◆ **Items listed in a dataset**
begin
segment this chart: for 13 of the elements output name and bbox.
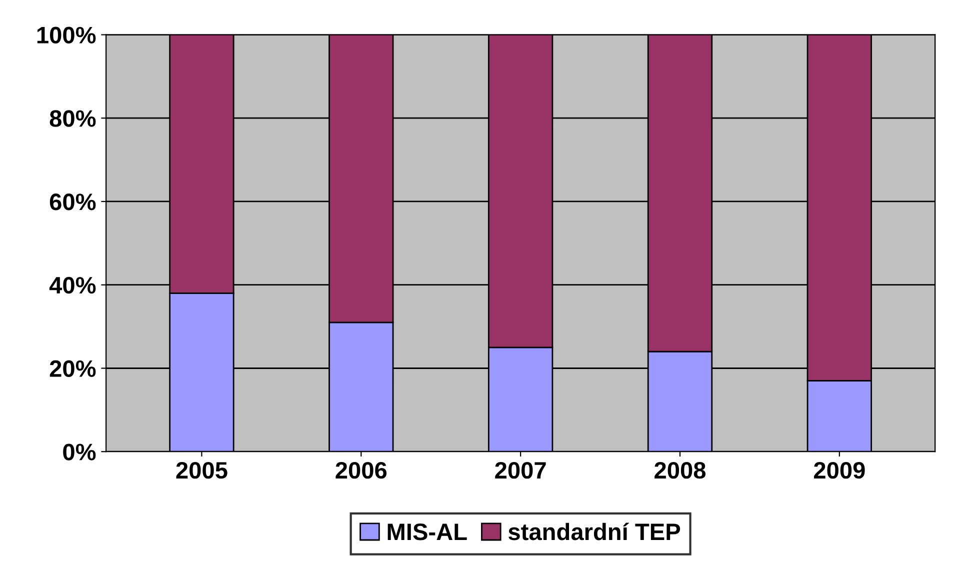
y-tick-label: 0% (63, 444, 96, 460)
y-tick-label: 60% (50, 194, 96, 210)
legend-label: standardní TEP (508, 522, 680, 540)
y-tick-label: 100% (37, 26, 96, 44)
x-tick-label: 2006 (336, 462, 387, 479)
y-tick-label: 80% (50, 110, 96, 127)
x-tick-label: 2005 (176, 462, 228, 479)
y-tick-label: 40% (49, 276, 96, 294)
x-tick-label: 2007 (495, 462, 546, 479)
x-tick-label: 2009 (814, 462, 865, 479)
x-tick-label: 2008 (654, 462, 706, 479)
legend-label: MIS-AL (388, 524, 467, 540)
y-tick-label: 20% (50, 360, 96, 378)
end
Copy every line of the data above word for word, leaving out the picture.

◆ **Response to this exercise**
segment this chart: for 13 of the elements output name and bbox.
y-tick-label: 0% (63, 444, 96, 460)
y-tick-label: 60% (50, 194, 96, 210)
legend-label: standardní TEP (508, 522, 680, 540)
y-tick-label: 100% (37, 26, 96, 44)
x-tick-label: 2006 (336, 462, 387, 479)
y-tick-label: 80% (50, 110, 96, 127)
x-tick-label: 2005 (176, 462, 228, 479)
y-tick-label: 40% (49, 276, 96, 294)
x-tick-label: 2007 (495, 462, 546, 479)
x-tick-label: 2009 (814, 462, 865, 479)
x-tick-label: 2008 (654, 462, 706, 479)
legend-label: MIS-AL (388, 524, 467, 540)
y-tick-label: 20% (50, 360, 96, 378)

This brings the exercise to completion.